▸ Dataset entries:
______________________________

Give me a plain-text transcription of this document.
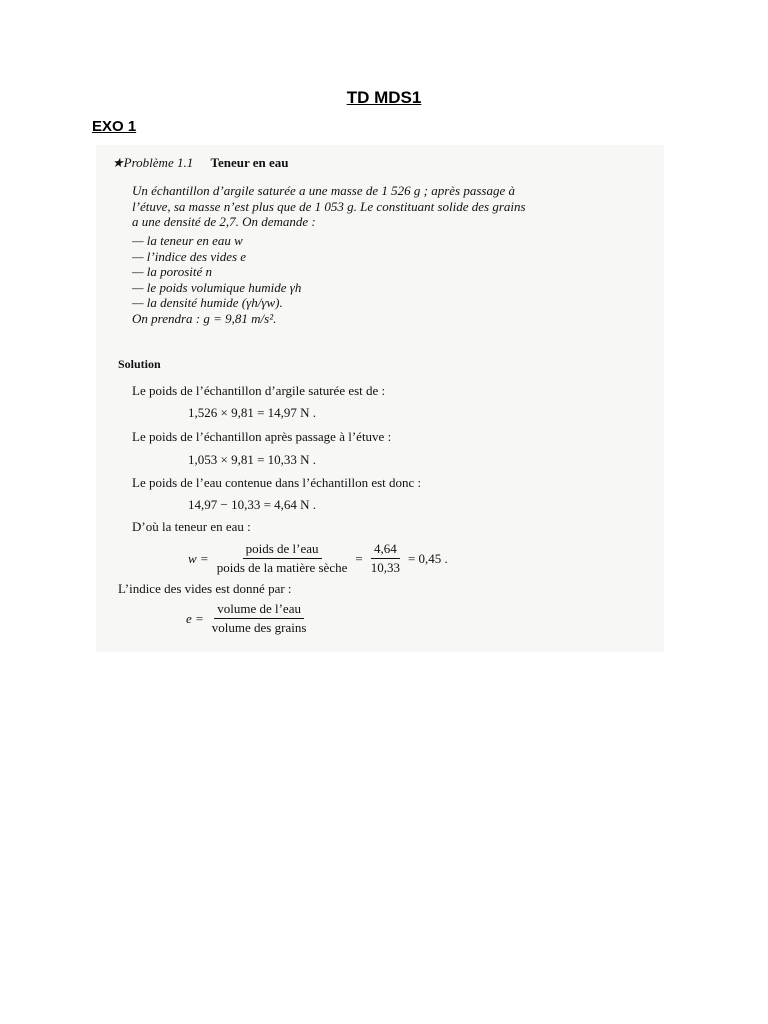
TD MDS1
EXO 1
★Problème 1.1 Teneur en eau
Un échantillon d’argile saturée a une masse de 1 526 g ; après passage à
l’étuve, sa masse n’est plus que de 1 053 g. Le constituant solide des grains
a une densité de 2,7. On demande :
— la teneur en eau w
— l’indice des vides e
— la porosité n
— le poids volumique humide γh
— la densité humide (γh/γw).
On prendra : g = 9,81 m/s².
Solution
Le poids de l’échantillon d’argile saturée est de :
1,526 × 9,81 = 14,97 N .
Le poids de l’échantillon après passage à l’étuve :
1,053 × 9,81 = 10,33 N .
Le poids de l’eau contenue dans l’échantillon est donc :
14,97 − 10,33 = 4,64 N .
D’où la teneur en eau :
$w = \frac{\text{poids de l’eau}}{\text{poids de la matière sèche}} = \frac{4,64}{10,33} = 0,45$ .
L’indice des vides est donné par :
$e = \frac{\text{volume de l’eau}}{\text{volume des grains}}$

______________________________

Do not include the images; transcribe the rest of the listing exactly.

Give me a plain-text transcription of this document.
TD MDS1
EXO 1
★Problème 1.1 Teneur en eau
Un échantillon d’argile saturée a une masse de 1 526 g ; après passage à
l’étuve, sa masse n’est plus que de 1 053 g. Le constituant solide des grains
a une densité de 2,7. On demande :
— la teneur en eau w
— l’indice des vides e
— la porosité n
— le poids volumique humide γh
— la densité humide (γh/γw).
On prendra : g = 9,81 m/s².
Solution
Le poids de l’échantillon d’argile saturée est de :
1,526 × 9,81 = 14,97 N .
Le poids de l’échantillon après passage à l’étuve :
1,053 × 9,81 = 10,33 N .
Le poids de l’eau contenue dans l’échantillon est donc :
14,97 − 10,33 = 4,64 N .
D’où la teneur en eau :
$w = \frac{\text{poids de l’eau}}{\text{poids de la matière sèche}} = \frac{4,64}{10,33} = 0,45$ .
L’indice des vides est donné par :
$e = \frac{\text{volume de l’eau}}{\text{volume des grains}}$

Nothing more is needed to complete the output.